## begin

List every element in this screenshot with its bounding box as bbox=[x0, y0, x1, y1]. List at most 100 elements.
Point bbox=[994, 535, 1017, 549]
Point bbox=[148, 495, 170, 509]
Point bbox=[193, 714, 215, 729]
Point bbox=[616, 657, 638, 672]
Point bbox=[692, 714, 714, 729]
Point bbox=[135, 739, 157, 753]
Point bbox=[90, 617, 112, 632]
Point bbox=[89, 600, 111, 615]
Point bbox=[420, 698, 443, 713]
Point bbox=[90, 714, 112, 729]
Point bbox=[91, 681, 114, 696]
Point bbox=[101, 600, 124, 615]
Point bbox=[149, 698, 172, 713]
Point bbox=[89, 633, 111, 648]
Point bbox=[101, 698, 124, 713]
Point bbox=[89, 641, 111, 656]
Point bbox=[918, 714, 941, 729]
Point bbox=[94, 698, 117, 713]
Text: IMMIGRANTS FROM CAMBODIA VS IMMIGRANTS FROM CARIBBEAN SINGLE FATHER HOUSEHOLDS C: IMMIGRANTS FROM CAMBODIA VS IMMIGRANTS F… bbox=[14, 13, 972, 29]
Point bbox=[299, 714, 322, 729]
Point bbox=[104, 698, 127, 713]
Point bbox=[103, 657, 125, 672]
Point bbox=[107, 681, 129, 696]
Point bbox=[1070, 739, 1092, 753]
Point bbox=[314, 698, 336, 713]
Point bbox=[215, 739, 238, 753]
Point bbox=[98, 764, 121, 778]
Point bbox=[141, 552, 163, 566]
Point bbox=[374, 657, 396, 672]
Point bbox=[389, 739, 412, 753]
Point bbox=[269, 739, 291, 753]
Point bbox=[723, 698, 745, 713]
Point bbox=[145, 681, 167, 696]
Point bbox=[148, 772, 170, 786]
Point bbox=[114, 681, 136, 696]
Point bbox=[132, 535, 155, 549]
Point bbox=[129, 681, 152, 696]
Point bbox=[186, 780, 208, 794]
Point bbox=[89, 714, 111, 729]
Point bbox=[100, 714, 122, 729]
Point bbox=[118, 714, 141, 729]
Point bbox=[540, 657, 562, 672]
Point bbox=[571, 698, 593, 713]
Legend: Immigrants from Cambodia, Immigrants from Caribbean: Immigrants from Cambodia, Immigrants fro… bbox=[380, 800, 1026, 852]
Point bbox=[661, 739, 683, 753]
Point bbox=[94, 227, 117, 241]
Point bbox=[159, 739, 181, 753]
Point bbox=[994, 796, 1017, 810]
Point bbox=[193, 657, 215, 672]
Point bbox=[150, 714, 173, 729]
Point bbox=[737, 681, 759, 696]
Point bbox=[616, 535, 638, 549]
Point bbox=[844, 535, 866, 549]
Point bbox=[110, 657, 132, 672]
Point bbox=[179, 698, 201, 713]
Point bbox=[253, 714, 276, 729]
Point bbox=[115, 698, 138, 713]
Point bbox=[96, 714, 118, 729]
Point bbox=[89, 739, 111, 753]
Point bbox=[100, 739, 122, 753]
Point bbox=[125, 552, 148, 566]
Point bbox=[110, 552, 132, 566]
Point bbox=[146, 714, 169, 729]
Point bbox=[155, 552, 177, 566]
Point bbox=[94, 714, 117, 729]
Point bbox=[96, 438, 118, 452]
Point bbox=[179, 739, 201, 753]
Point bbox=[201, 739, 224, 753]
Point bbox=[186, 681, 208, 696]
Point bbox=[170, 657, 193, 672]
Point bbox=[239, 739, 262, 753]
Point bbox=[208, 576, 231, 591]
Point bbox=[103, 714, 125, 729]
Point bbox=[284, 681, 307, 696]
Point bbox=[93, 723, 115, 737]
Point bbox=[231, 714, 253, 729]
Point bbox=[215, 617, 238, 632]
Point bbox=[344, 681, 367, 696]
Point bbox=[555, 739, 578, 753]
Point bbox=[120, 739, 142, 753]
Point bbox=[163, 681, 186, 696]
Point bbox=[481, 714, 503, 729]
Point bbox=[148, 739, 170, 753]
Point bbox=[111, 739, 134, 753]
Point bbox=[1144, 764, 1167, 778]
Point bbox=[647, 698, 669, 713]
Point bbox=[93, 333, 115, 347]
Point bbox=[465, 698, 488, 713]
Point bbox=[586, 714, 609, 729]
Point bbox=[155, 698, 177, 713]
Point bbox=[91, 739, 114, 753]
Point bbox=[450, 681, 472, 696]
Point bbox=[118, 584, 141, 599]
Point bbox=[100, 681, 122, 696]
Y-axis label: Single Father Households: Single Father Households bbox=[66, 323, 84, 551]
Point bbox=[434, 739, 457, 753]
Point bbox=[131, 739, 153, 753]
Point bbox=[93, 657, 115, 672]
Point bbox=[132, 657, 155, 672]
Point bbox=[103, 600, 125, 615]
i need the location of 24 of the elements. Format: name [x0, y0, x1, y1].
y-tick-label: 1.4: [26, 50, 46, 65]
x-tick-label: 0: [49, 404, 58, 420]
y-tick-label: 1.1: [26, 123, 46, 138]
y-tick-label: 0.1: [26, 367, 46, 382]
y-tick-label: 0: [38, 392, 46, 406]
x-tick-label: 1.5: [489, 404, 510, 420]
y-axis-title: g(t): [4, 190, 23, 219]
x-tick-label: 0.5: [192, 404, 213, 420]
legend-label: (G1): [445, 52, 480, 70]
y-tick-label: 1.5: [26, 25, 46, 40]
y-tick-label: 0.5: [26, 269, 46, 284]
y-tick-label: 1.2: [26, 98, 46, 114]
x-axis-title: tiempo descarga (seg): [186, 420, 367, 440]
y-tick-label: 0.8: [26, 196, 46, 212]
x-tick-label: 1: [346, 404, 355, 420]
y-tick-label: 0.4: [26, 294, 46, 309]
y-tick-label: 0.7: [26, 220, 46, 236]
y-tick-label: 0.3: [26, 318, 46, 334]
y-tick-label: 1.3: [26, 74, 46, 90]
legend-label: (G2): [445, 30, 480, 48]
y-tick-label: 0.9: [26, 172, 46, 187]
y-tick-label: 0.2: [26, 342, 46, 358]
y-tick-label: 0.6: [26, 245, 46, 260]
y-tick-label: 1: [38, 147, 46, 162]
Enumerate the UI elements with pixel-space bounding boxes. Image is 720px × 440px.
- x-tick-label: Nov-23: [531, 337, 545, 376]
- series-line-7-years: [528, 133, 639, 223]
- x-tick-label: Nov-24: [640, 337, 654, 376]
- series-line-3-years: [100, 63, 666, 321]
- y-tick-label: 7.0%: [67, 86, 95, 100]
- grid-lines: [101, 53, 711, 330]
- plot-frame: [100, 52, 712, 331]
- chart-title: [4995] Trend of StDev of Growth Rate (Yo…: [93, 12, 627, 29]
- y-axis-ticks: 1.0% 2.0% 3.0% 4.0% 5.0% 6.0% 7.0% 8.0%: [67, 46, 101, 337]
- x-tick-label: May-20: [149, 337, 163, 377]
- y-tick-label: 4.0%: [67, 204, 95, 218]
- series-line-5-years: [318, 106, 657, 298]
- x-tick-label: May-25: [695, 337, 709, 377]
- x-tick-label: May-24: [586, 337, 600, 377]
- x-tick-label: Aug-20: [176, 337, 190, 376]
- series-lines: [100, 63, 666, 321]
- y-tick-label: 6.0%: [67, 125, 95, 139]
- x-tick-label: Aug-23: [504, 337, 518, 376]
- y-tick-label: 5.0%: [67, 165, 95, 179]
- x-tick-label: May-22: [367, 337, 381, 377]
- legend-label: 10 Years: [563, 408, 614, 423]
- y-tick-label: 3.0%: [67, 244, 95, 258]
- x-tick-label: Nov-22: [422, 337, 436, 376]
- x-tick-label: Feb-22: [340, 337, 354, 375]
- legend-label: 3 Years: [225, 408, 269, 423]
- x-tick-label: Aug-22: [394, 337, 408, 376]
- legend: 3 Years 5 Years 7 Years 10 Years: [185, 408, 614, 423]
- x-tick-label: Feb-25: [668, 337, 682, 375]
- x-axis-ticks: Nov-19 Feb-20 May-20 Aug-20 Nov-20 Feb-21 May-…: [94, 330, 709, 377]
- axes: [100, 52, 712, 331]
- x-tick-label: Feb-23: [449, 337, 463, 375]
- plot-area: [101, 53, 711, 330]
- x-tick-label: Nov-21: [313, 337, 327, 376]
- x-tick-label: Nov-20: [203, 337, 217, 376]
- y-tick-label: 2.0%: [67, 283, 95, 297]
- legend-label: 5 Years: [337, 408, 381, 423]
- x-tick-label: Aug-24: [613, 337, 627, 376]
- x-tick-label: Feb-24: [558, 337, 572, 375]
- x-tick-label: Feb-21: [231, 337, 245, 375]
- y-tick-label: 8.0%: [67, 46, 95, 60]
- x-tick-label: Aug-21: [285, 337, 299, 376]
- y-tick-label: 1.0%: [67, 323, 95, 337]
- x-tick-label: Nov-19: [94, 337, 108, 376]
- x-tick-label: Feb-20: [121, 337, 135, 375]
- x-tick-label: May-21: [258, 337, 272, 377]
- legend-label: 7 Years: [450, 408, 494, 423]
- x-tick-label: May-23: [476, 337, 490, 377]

## end

Locate each line in the items above that contains the word "title" and copy those lines out in full.

> **Exercise answer**
y-axis-title: g(t): [4, 190, 23, 219]
x-axis-title: tiempo descarga (seg): [186, 420, 367, 440]
- chart-title: [4995] Trend of StDev of Growth Rate (Yo…: [93, 12, 627, 29]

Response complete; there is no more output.